### DATA TO USE

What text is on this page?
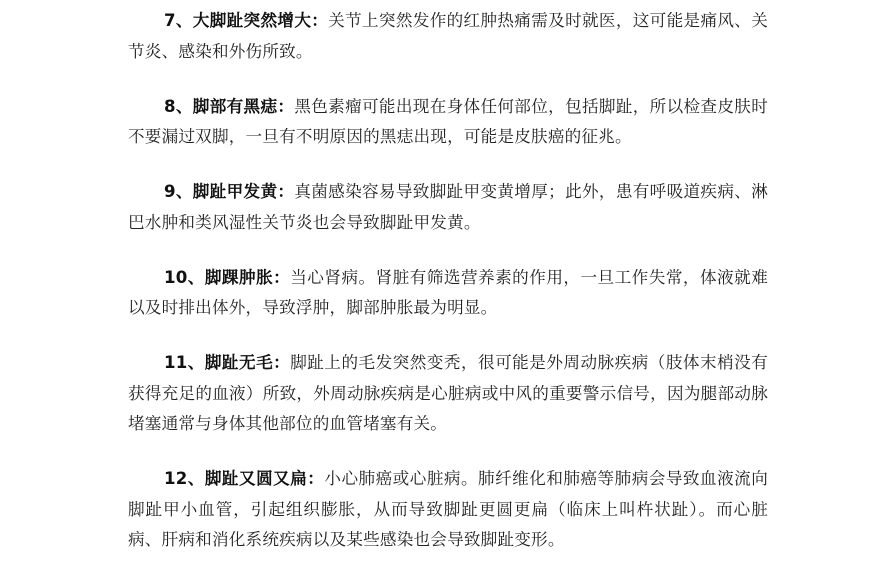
7、大脚趾突然增大：关节上突然发作的红肿热痛需及时就医，这可能是痛风、关节炎、感染和外伤所致。

8、脚部有黑痣：黑色素瘤可能出现在身体任何部位，包括脚趾，所以检查皮肤时不要漏过双脚，一旦有不明原因的黑痣出现，可能是皮肤癌的征兆。

9、脚趾甲发黄：真菌感染容易导致脚趾甲变黄增厚；此外，患有呼吸道疾病、淋巴水肿和类风湿性关节炎也会导致脚趾甲发黄。

10、脚踝肿胀：当心肾病。肾脏有筛选营养素的作用，一旦工作失常，体液就难以及时排出体外，导致浮肿，脚部肿胀最为明显。

11、脚趾无毛：脚趾上的毛发突然变秃，很可能是外周动脉疾病（肢体末梢没有获得充足的血液）所致，外周动脉疾病是心脏病或中风的重要警示信号，因为腿部动脉堵塞通常与身体其他部位的血管堵塞有关。

12、脚趾又圆又扁：小心肺癌或心脏病。肺纤维化和肺癌等肺病会导致血液流向脚趾甲小血管，引起组织膨胀，从而导致脚趾更圆更扁（临床上叫杵状趾）。而心脏病、肝病和消化系统疾病以及某些感染也会导致脚趾变形。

######

*WRITTEN INSTRUCTION:*
Restate the records above in full, word for word. Keep pictures out.

*SOLUTION BELOW:*
What text is on this page?
7、大脚趾突然增大：关节上突然发作的红肿热痛需及时就医，这可能是痛风、关节炎、感染和外伤所致。

8、脚部有黑痣：黑色素瘤可能出现在身体任何部位，包括脚趾，所以检查皮肤时不要漏过双脚，一旦有不明原因的黑痣出现，可能是皮肤癌的征兆。

9、脚趾甲发黄：真菌感染容易导致脚趾甲变黄增厚；此外，患有呼吸道疾病、淋巴水肿和类风湿性关节炎也会导致脚趾甲发黄。

10、脚踝肿胀：当心肾病。肾脏有筛选营养素的作用，一旦工作失常，体液就难以及时排出体外，导致浮肿，脚部肿胀最为明显。

11、脚趾无毛：脚趾上的毛发突然变秃，很可能是外周动脉疾病（肢体末梢没有获得充足的血液）所致，外周动脉疾病是心脏病或中风的重要警示信号，因为腿部动脉堵塞通常与身体其他部位的血管堵塞有关。

12、脚趾又圆又扁：小心肺癌或心脏病。肺纤维化和肺癌等肺病会导致血液流向脚趾甲小血管，引起组织膨胀，从而导致脚趾更圆更扁（临床上叫杵状趾）。而心脏病、肝病和消化系统疾病以及某些感染也会导致脚趾变形。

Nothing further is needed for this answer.